SHORT TASK. A single number is the answer here: how many lines of the entries contain "banner"?
[start SUPPLIED RECORDS]
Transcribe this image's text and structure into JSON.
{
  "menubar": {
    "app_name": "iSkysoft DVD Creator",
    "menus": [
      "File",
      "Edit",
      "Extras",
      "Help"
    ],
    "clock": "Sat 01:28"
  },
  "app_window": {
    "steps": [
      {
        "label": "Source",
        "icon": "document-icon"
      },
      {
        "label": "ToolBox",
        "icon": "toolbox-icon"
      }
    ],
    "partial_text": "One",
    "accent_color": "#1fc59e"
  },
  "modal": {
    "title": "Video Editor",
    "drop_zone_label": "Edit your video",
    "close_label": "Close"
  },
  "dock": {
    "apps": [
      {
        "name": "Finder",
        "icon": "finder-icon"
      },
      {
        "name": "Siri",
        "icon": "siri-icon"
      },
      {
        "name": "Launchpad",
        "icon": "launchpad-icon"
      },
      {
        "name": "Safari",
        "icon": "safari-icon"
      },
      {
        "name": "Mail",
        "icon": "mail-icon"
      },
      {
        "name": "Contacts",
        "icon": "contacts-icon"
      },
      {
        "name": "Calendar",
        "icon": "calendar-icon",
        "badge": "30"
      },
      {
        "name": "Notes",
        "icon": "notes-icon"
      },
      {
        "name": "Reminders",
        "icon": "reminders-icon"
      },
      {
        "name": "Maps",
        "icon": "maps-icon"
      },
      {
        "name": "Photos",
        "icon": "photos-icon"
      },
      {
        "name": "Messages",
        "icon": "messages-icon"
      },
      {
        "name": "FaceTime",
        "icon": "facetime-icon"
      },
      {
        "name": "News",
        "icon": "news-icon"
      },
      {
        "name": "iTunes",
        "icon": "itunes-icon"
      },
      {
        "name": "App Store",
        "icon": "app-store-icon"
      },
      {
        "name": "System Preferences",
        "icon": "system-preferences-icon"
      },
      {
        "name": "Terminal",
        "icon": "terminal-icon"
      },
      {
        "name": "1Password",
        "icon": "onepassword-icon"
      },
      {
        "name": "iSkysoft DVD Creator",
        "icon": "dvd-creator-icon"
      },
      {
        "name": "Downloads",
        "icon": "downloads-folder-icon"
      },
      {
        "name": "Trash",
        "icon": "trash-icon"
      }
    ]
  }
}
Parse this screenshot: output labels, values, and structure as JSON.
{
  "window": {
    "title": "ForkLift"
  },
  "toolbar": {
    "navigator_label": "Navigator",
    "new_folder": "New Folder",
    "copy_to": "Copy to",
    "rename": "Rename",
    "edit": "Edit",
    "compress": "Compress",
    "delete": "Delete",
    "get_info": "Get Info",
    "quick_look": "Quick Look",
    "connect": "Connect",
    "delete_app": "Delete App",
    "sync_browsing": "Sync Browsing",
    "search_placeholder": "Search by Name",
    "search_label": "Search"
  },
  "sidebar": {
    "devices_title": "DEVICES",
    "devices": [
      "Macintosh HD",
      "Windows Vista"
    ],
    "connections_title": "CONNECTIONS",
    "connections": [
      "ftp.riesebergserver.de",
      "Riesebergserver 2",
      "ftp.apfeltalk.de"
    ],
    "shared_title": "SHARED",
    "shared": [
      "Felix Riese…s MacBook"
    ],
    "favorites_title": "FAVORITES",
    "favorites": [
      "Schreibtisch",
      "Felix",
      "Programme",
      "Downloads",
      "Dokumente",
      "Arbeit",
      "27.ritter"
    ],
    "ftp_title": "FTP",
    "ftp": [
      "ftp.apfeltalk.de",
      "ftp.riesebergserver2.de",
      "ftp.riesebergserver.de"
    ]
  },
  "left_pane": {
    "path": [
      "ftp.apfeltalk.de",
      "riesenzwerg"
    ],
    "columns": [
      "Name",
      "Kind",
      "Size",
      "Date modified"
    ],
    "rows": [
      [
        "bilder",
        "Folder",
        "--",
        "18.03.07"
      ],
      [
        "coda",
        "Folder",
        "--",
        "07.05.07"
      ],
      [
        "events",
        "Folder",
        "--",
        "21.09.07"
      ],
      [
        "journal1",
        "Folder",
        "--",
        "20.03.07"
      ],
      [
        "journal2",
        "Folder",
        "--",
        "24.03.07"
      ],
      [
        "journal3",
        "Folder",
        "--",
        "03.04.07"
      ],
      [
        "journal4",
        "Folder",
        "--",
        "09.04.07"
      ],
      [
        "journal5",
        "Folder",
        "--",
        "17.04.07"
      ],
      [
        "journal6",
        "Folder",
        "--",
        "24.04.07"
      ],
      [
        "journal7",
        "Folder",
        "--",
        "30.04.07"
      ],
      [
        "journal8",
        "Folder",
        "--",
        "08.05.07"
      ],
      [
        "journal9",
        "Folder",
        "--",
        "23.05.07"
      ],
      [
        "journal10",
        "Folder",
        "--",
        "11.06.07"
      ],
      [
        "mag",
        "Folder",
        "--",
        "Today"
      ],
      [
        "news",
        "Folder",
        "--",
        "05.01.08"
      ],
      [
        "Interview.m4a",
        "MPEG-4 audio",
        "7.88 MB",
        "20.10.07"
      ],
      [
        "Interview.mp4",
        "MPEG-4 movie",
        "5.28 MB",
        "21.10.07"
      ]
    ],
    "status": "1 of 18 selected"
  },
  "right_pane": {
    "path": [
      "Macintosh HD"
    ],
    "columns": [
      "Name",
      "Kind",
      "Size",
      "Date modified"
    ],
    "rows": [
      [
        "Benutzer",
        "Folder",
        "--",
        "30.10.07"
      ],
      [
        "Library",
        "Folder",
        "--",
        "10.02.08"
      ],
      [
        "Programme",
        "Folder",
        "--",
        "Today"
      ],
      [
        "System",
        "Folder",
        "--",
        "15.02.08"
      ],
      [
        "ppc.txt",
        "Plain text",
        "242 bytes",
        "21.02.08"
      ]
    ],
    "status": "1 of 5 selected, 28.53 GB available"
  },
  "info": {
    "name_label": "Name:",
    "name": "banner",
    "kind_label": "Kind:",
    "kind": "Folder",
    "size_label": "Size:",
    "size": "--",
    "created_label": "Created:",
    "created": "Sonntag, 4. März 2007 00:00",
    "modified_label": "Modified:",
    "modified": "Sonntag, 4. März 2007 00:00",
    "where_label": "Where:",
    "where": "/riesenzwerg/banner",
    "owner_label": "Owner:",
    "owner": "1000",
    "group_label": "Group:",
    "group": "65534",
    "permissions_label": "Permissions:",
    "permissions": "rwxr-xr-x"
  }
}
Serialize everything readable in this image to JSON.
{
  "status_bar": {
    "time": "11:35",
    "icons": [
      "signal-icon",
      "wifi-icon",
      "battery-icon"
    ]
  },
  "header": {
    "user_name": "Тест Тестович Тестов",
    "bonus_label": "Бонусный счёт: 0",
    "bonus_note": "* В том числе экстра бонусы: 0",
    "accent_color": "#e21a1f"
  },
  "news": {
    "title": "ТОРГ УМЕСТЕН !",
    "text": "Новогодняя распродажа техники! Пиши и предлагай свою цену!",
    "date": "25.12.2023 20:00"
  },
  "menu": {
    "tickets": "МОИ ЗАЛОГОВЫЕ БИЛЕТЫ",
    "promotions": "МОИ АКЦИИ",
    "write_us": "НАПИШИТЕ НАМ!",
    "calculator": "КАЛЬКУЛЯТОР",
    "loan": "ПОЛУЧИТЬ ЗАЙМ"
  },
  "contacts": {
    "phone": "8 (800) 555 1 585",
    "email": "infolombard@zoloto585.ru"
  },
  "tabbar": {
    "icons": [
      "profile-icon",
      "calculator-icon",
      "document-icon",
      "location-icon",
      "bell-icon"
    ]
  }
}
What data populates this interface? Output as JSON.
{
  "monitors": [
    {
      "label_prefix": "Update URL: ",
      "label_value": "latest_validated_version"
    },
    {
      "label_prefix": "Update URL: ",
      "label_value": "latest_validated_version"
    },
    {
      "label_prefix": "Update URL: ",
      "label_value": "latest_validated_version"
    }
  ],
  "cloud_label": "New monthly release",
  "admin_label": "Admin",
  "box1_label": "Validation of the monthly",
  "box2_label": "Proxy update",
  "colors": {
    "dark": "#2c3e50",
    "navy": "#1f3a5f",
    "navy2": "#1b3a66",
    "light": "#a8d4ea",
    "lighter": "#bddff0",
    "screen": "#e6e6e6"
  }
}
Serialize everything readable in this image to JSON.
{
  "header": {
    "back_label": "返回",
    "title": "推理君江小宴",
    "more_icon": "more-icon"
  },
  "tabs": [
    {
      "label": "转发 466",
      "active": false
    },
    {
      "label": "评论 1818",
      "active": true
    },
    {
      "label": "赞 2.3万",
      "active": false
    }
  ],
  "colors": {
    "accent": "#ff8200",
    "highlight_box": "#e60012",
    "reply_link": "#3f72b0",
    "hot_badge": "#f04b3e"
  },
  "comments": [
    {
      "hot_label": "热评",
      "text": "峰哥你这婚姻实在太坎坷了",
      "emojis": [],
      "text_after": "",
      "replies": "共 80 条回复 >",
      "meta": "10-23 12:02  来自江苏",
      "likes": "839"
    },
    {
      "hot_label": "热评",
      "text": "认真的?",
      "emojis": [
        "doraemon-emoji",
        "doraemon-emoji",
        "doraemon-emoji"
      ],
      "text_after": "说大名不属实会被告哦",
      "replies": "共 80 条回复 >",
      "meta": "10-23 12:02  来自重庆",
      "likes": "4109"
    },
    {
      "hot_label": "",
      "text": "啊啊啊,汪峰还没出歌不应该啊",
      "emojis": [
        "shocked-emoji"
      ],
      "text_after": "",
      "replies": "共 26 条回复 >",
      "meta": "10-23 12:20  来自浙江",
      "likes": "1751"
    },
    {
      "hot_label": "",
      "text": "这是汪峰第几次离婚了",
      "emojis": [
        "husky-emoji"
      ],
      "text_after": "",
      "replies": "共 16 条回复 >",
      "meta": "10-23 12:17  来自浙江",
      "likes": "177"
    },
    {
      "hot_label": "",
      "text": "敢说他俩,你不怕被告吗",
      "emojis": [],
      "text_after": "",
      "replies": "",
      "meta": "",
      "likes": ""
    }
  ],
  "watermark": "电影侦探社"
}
[end SUPPLIED RECORDS]
ANSWER. 2